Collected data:
— Start —

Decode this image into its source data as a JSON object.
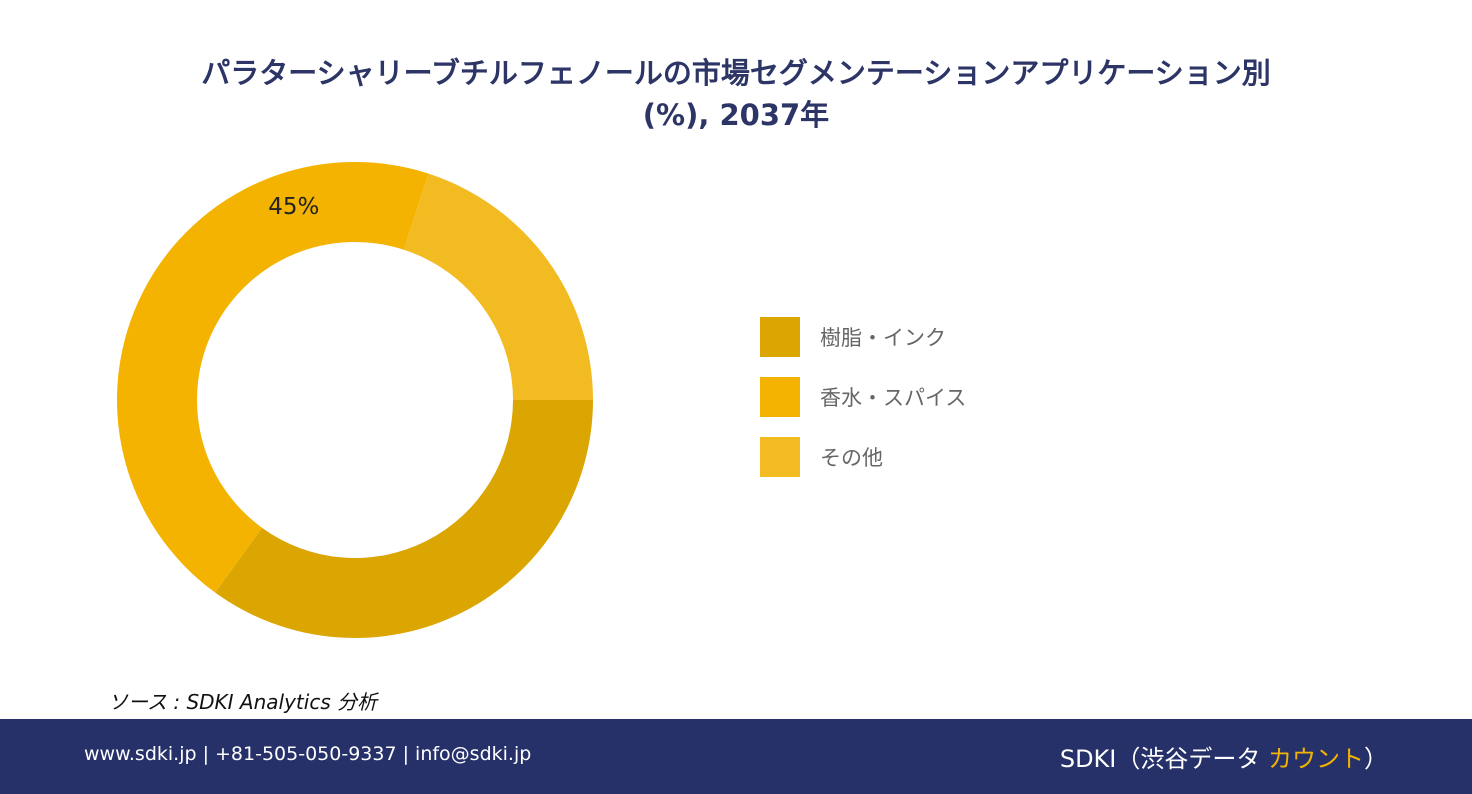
{
  "title": {
    "line1": "パラターシャリーブチルフェノールの市場セグメンテーションアプリケーション別",
    "line2": "(%), 2037年"
  },
  "chart_data": {
    "type": "pie",
    "donut": true,
    "categories": [
      "樹脂・インク",
      "香水・スパイス",
      "その他"
    ],
    "values": [
      35,
      45,
      20
    ],
    "data_labels": [
      "",
      "45%",
      ""
    ],
    "colors": [
      "#dba502",
      "#f3b300",
      "#f3bb22"
    ],
    "legend_position": "right"
  },
  "source": "ソース : SDKI Analytics  分析",
  "footer": {
    "contact": "www.sdki.jp | +81-505-050-9337 | info@sdki.jp",
    "brand_prefix": "SDKI（渋谷データ ",
    "brand_accent": "カウント",
    "brand_suffix": "）"
  }
}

— End —

▶ YOUR OBJECTIVE: Return only the number of lines in the data that contain "source".

▶ OUTPUT OF THE TASK: 2